Objective —
Copy out all the data, word for word.

Provided data —
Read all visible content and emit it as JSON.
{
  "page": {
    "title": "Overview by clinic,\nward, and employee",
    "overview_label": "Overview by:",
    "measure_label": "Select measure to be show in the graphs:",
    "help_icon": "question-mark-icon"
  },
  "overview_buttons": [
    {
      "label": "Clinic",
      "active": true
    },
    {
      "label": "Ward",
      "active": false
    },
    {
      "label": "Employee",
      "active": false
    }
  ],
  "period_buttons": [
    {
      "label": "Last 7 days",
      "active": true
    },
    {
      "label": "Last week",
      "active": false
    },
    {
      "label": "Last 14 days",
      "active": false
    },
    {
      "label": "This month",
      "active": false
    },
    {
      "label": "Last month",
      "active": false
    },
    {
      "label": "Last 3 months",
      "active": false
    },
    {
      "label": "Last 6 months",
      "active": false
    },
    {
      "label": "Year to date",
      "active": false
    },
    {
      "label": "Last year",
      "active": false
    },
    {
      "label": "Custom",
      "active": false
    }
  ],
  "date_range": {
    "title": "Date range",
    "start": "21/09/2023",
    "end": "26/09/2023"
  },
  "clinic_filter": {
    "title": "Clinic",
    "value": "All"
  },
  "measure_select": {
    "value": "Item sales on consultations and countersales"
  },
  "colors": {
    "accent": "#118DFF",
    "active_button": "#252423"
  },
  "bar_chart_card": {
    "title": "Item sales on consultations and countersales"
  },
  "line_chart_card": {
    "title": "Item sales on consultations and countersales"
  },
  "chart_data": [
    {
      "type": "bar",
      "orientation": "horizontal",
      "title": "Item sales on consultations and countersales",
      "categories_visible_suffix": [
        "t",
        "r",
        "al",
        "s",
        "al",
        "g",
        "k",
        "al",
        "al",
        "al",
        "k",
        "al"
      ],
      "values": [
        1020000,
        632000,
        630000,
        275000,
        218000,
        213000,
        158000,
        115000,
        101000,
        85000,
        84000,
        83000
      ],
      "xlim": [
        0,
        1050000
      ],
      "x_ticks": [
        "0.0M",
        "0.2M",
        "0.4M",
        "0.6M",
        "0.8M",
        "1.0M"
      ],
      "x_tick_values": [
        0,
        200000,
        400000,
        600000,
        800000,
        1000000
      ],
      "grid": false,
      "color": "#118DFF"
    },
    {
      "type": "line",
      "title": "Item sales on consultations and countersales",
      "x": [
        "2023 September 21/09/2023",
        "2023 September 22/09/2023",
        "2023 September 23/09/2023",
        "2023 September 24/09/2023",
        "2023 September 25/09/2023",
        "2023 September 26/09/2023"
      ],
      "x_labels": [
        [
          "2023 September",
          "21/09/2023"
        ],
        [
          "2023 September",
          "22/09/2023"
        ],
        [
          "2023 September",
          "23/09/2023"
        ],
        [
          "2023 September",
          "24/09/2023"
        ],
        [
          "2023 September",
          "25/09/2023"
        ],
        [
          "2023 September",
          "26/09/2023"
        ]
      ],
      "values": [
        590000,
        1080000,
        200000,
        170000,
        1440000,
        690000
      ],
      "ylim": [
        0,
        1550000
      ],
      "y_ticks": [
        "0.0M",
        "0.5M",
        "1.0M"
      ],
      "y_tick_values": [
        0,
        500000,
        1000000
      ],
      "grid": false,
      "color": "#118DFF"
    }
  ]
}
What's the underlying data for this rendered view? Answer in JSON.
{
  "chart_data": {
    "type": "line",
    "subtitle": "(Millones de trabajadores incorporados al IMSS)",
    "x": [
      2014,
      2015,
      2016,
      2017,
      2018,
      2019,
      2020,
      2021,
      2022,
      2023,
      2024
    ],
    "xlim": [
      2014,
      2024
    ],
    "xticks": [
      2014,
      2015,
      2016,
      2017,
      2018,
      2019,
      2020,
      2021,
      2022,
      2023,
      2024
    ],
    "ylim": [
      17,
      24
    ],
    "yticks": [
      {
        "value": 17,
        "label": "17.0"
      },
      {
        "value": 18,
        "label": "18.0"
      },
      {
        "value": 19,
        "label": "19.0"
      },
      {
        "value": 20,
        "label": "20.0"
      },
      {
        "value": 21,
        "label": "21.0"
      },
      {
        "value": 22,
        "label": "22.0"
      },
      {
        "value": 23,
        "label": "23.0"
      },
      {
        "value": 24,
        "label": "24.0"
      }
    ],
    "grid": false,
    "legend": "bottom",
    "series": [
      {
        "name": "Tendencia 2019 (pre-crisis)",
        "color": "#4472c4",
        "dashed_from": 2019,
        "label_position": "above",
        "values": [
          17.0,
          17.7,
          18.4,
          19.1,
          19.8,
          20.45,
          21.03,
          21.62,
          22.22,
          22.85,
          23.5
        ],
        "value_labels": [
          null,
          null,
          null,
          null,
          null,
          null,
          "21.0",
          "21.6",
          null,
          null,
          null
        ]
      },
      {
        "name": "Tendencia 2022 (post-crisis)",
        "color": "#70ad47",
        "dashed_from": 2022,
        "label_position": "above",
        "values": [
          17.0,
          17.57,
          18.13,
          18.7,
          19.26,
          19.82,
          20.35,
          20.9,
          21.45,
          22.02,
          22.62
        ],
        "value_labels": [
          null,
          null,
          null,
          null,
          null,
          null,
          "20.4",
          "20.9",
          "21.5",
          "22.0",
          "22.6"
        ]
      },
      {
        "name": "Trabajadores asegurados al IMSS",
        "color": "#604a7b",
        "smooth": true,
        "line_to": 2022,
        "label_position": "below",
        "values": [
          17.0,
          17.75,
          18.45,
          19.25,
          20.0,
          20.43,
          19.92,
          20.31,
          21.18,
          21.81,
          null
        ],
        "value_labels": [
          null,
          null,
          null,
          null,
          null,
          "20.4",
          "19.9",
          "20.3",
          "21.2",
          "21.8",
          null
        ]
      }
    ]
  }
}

Task answer —
Read all visible content and emit it as JSON.
{
  "page": {
    "title": "Overview by clinic,\nward, and employee",
    "overview_label": "Overview by:",
    "measure_label": "Select measure to be show in the graphs:",
    "help_icon": "question-mark-icon"
  },
  "overview_buttons": [
    {
      "label": "Clinic",
      "active": true
    },
    {
      "label": "Ward",
      "active": false
    },
    {
      "label": "Employee",
      "active": false
    }
  ],
  "period_buttons": [
    {
      "label": "Last 7 days",
      "active": true
    },
    {
      "label": "Last week",
      "active": false
    },
    {
      "label": "Last 14 days",
      "active": false
    },
    {
      "label": "This month",
      "active": false
    },
    {
      "label": "Last month",
      "active": false
    },
    {
      "label": "Last 3 months",
      "active": false
    },
    {
      "label": "Last 6 months",
      "active": false
    },
    {
      "label": "Year to date",
      "active": false
    },
    {
      "label": "Last year",
      "active": false
    },
    {
      "label": "Custom",
      "active": false
    }
  ],
  "date_range": {
    "title": "Date range",
    "start": "21/09/2023",
    "end": "26/09/2023"
  },
  "clinic_filter": {
    "title": "Clinic",
    "value": "All"
  },
  "measure_select": {
    "value": "Item sales on consultations and countersales"
  },
  "colors": {
    "accent": "#118DFF",
    "active_button": "#252423"
  },
  "bar_chart_card": {
    "title": "Item sales on consultations and countersales"
  },
  "line_chart_card": {
    "title": "Item sales on consultations and countersales"
  },
  "chart_data": [
    {
      "type": "bar",
      "orientation": "horizontal",
      "title": "Item sales on consultations and countersales",
      "categories_visible_suffix": [
        "t",
        "r",
        "al",
        "s",
        "al",
        "g",
        "k",
        "al",
        "al",
        "al",
        "k",
        "al"
      ],
      "values": [
        1020000,
        632000,
        630000,
        275000,
        218000,
        213000,
        158000,
        115000,
        101000,
        85000,
        84000,
        83000
      ],
      "xlim": [
        0,
        1050000
      ],
      "x_ticks": [
        "0.0M",
        "0.2M",
        "0.4M",
        "0.6M",
        "0.8M",
        "1.0M"
      ],
      "x_tick_values": [
        0,
        200000,
        400000,
        600000,
        800000,
        1000000
      ],
      "grid": false,
      "color": "#118DFF"
    },
    {
      "type": "line",
      "title": "Item sales on consultations and countersales",
      "x": [
        "2023 September 21/09/2023",
        "2023 September 22/09/2023",
        "2023 September 23/09/2023",
        "2023 September 24/09/2023",
        "2023 September 25/09/2023",
        "2023 September 26/09/2023"
      ],
      "x_labels": [
        [
          "2023 September",
          "21/09/2023"
        ],
        [
          "2023 September",
          "22/09/2023"
        ],
        [
          "2023 September",
          "23/09/2023"
        ],
        [
          "2023 September",
          "24/09/2023"
        ],
        [
          "2023 September",
          "25/09/2023"
        ],
        [
          "2023 September",
          "26/09/2023"
        ]
      ],
      "values": [
        590000,
        1080000,
        200000,
        170000,
        1440000,
        690000
      ],
      "ylim": [
        0,
        1550000
      ],
      "y_ticks": [
        "0.0M",
        "0.5M",
        "1.0M"
      ],
      "y_tick_values": [
        0,
        500000,
        1000000
      ],
      "grid": false,
      "color": "#118DFF"
    }
  ]
}
What's the underlying data for this rendered view? Answer in JSON.
{
  "chart_data": {
    "type": "line",
    "subtitle": "(Millones de trabajadores incorporados al IMSS)",
    "x": [
      2014,
      2015,
      2016,
      2017,
      2018,
      2019,
      2020,
      2021,
      2022,
      2023,
      2024
    ],
    "xlim": [
      2014,
      2024
    ],
    "xticks": [
      2014,
      2015,
      2016,
      2017,
      2018,
      2019,
      2020,
      2021,
      2022,
      2023,
      2024
    ],
    "ylim": [
      17,
      24
    ],
    "yticks": [
      {
        "value": 17,
        "label": "17.0"
      },
      {
        "value": 18,
        "label": "18.0"
      },
      {
        "value": 19,
        "label": "19.0"
      },
      {
        "value": 20,
        "label": "20.0"
      },
      {
        "value": 21,
        "label": "21.0"
      },
      {
        "value": 22,
        "label": "22.0"
      },
      {
        "value": 23,
        "label": "23.0"
      },
      {
        "value": 24,
        "label": "24.0"
      }
    ],
    "grid": false,
    "legend": "bottom",
    "series": [
      {
        "name": "Tendencia 2019 (pre-crisis)",
        "color": "#4472c4",
        "dashed_from": 2019,
        "label_position": "above",
        "values": [
          17.0,
          17.7,
          18.4,
          19.1,
          19.8,
          20.45,
          21.03,
          21.62,
          22.22,
          22.85,
          23.5
        ],
        "value_labels": [
          null,
          null,
          null,
          null,
          null,
          null,
          "21.0",
          "21.6",
          null,
          null,
          null
        ]
      },
      {
        "name": "Tendencia 2022 (post-crisis)",
        "color": "#70ad47",
        "dashed_from": 2022,
        "label_position": "above",
        "values": [
          17.0,
          17.57,
          18.13,
          18.7,
          19.26,
          19.82,
          20.35,
          20.9,
          21.45,
          22.02,
          22.62
        ],
        "value_labels": [
          null,
          null,
          null,
          null,
          null,
          null,
          "20.4",
          "20.9",
          "21.5",
          "22.0",
          "22.6"
        ]
      },
      {
        "name": "Trabajadores asegurados al IMSS",
        "color": "#604a7b",
        "smooth": true,
        "line_to": 2022,
        "label_position": "below",
        "values": [
          17.0,
          17.75,
          18.45,
          19.25,
          20.0,
          20.43,
          19.92,
          20.31,
          21.18,
          21.81,
          null
        ],
        "value_labels": [
          null,
          null,
          null,
          null,
          null,
          "20.4",
          "19.9",
          "20.3",
          "21.2",
          "21.8",
          null
        ]
      }
    ]
  }
}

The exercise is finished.